• RECORDS FOR THE EXERCISE:
══════════
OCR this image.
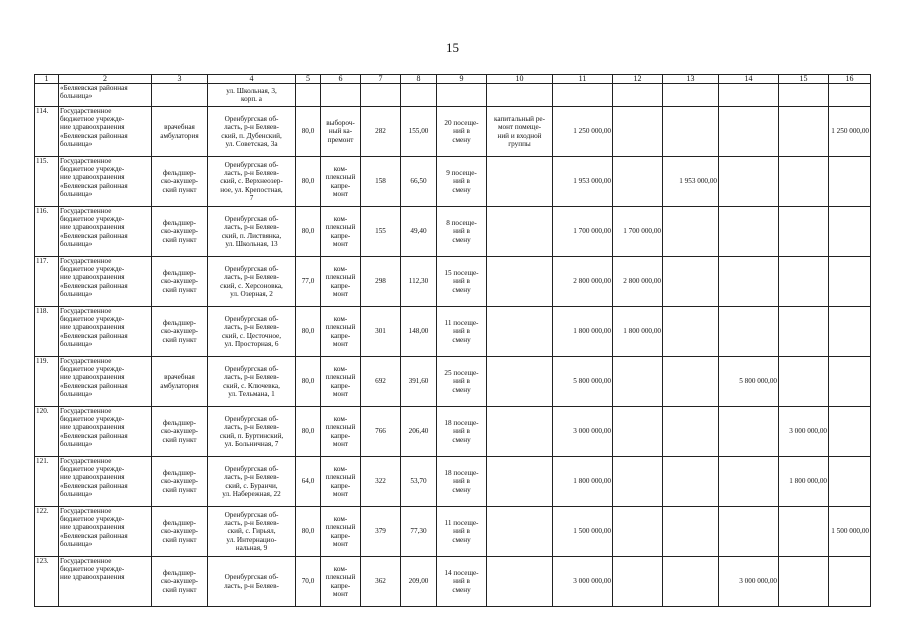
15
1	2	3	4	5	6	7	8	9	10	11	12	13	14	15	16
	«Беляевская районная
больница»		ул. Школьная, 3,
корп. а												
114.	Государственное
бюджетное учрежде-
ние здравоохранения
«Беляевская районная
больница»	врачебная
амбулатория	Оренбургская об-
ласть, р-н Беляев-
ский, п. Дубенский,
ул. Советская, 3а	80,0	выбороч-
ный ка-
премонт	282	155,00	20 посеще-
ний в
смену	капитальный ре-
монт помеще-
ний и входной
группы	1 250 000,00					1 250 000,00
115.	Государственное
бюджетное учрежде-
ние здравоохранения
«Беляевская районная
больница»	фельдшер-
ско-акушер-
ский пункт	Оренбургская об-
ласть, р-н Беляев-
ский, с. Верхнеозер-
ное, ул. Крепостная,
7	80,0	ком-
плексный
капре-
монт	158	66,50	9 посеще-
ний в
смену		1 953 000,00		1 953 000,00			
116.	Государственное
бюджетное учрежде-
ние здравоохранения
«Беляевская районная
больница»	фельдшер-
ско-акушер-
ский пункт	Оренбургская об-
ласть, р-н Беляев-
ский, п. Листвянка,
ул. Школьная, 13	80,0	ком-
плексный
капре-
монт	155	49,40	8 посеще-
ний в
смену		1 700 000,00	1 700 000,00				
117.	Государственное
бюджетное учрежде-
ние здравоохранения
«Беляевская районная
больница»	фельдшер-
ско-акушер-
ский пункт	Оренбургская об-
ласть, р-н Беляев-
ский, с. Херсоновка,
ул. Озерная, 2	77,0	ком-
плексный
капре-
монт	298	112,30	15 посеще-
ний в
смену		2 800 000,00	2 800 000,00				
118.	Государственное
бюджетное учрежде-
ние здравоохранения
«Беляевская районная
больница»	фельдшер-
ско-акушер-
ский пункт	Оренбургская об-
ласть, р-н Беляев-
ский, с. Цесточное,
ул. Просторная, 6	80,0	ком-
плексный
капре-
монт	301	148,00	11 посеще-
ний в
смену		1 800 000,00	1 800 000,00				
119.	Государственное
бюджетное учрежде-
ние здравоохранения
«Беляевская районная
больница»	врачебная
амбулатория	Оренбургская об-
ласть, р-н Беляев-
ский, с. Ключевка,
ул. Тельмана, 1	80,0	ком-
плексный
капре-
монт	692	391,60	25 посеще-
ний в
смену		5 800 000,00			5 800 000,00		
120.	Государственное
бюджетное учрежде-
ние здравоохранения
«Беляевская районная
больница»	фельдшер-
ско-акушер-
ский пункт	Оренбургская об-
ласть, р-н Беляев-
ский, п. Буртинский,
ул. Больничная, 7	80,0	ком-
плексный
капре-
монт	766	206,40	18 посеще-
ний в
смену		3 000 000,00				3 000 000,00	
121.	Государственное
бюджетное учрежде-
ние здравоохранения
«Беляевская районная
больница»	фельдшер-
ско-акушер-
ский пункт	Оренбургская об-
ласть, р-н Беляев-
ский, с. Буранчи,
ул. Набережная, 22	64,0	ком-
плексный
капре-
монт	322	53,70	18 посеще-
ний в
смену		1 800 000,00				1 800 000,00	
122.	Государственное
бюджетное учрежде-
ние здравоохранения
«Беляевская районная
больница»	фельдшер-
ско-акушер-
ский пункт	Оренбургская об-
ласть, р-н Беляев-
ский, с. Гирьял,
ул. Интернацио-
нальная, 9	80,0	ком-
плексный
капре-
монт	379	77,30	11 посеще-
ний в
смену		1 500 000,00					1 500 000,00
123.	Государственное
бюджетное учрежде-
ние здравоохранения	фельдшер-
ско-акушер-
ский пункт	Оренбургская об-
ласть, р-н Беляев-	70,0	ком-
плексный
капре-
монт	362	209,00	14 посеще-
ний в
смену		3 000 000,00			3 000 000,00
══════════
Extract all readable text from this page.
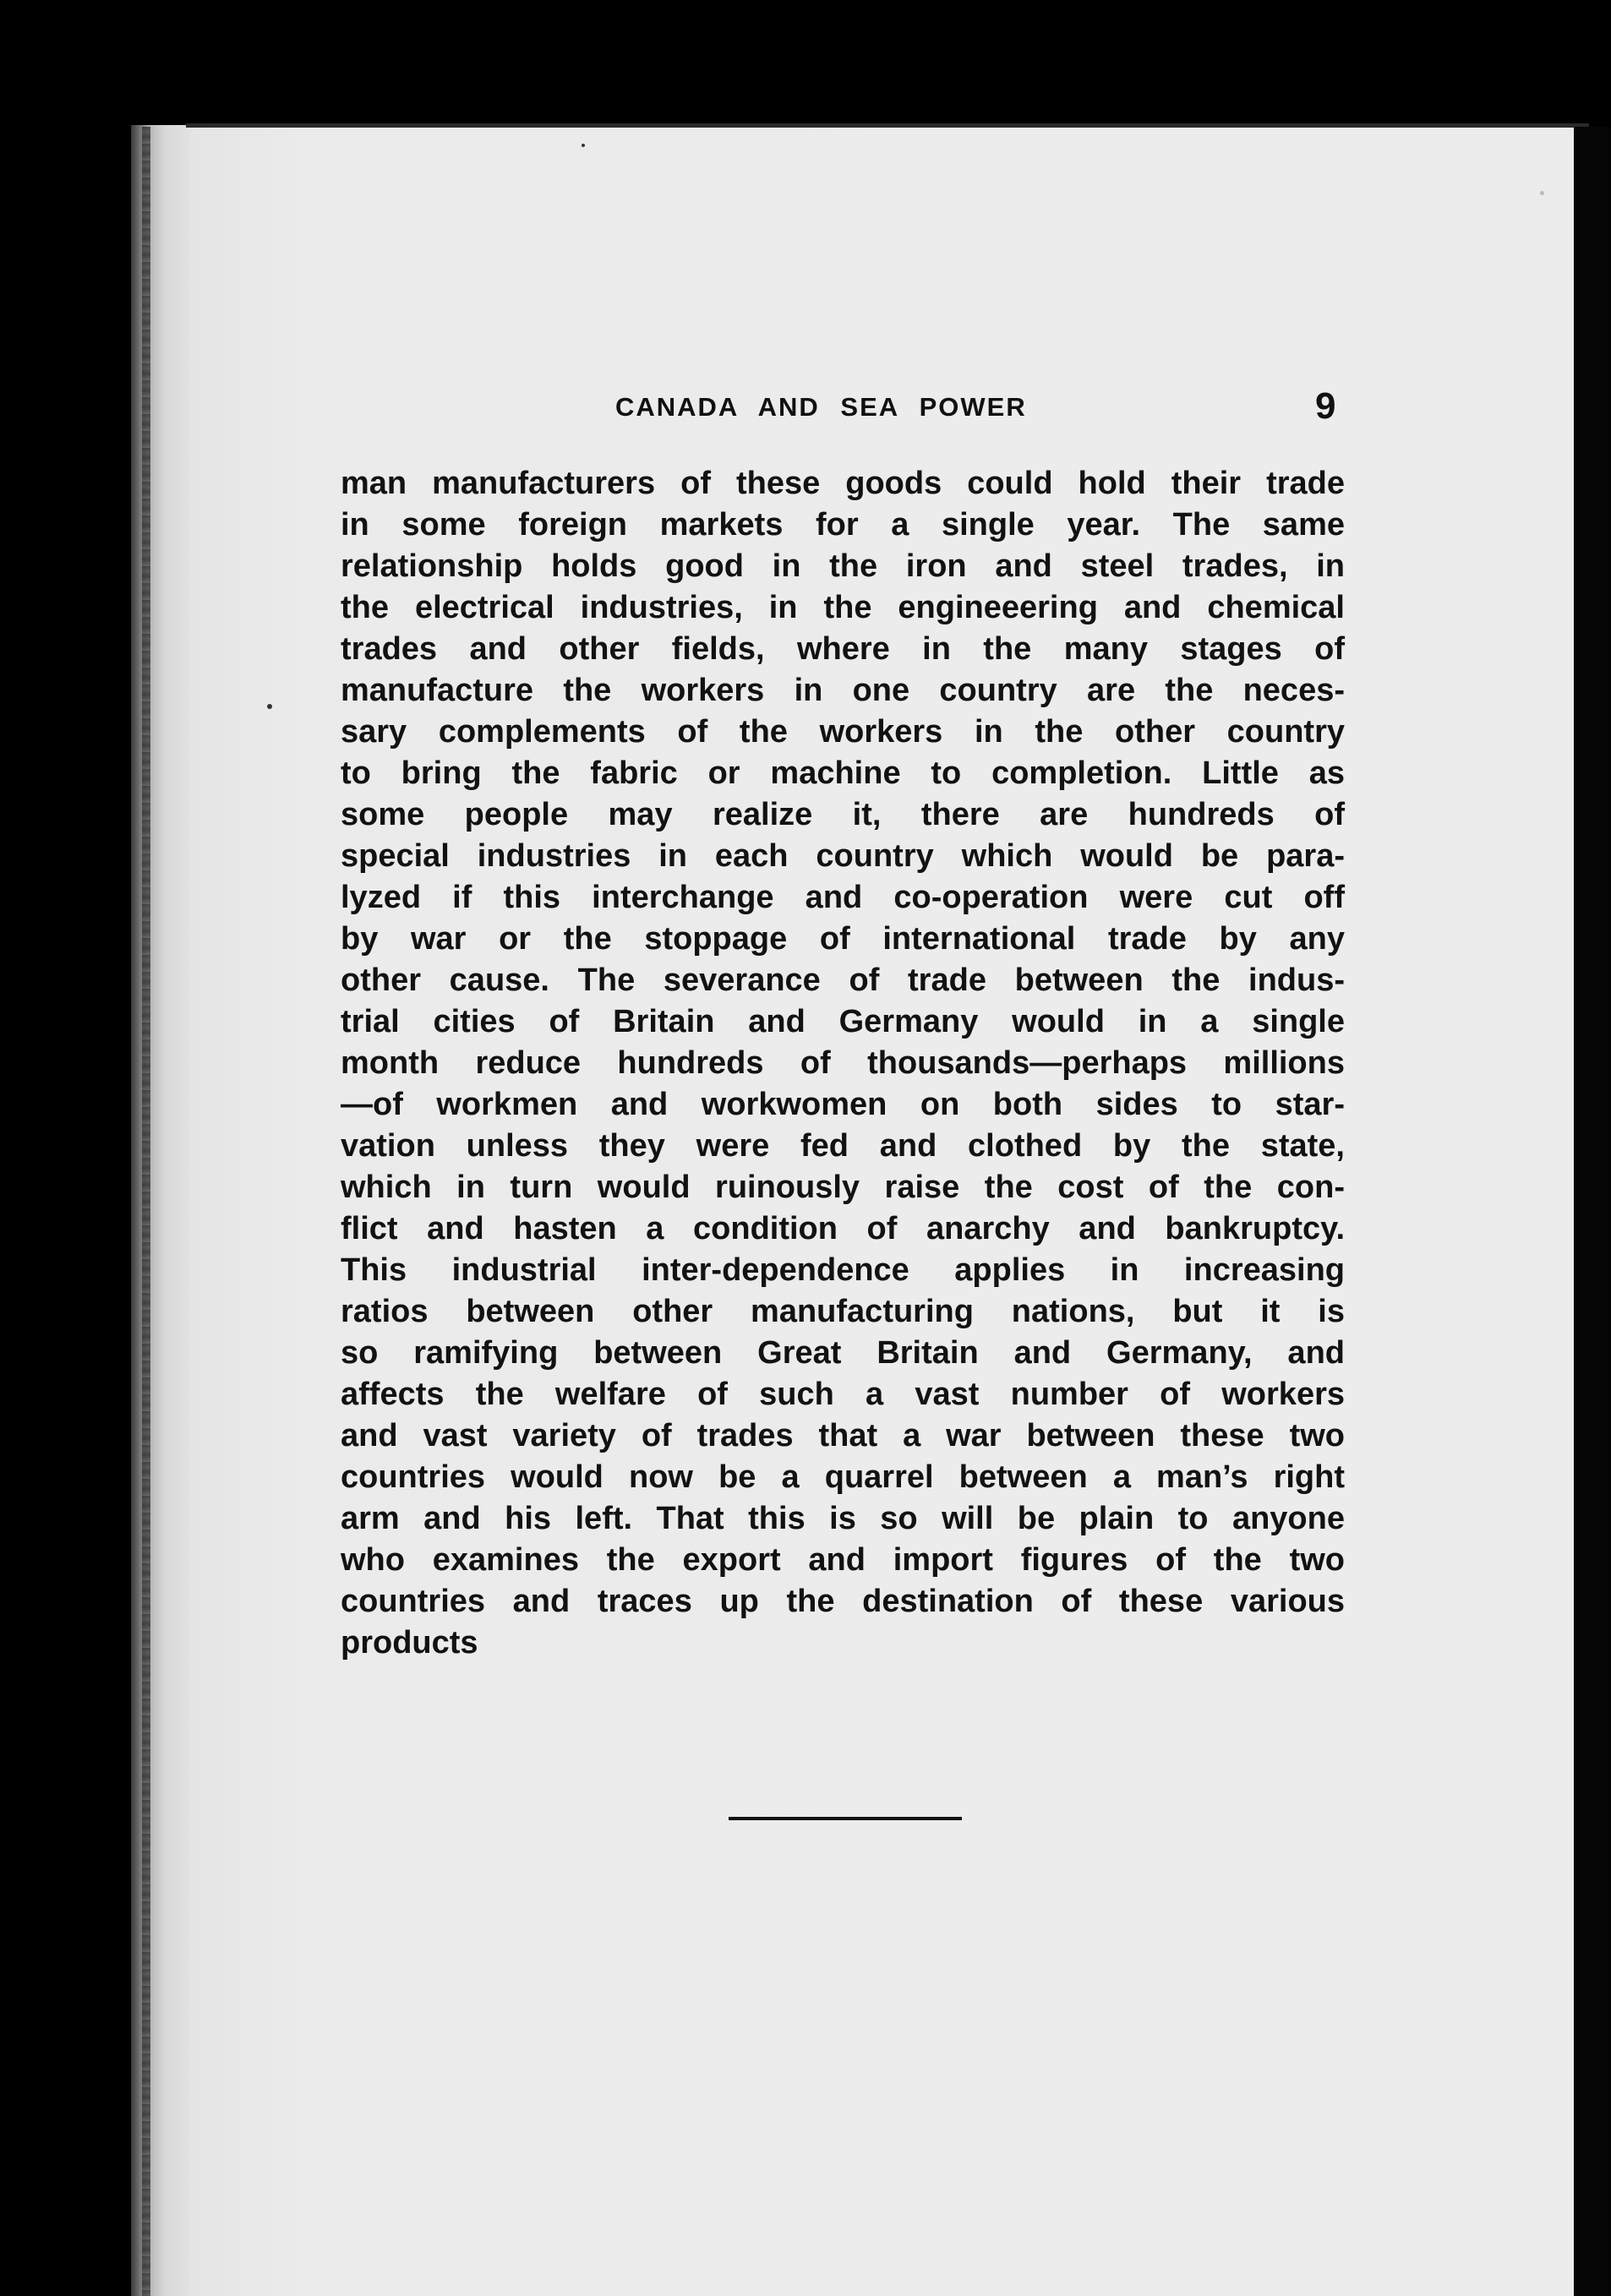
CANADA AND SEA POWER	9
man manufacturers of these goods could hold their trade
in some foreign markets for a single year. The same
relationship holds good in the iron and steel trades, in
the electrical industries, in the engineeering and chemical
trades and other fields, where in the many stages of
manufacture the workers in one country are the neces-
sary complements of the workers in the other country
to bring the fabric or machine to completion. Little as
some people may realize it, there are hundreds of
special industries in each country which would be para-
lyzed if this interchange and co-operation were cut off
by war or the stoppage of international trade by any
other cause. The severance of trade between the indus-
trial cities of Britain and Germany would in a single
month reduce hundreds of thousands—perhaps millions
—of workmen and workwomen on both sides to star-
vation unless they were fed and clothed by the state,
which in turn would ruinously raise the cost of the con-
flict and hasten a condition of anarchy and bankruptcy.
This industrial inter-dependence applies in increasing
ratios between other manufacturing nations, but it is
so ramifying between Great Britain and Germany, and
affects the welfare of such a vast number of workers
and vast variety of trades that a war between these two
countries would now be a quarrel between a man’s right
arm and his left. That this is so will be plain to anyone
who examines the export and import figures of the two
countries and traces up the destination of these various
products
══════════
• WHAT TO DO: Above are the records. Copy every line in them holding "these".

• RIGHT ANSWER:
man manufacturers of these goods could hold their trade
and vast variety of trades that a war between these two
countries and traces up the destination of these various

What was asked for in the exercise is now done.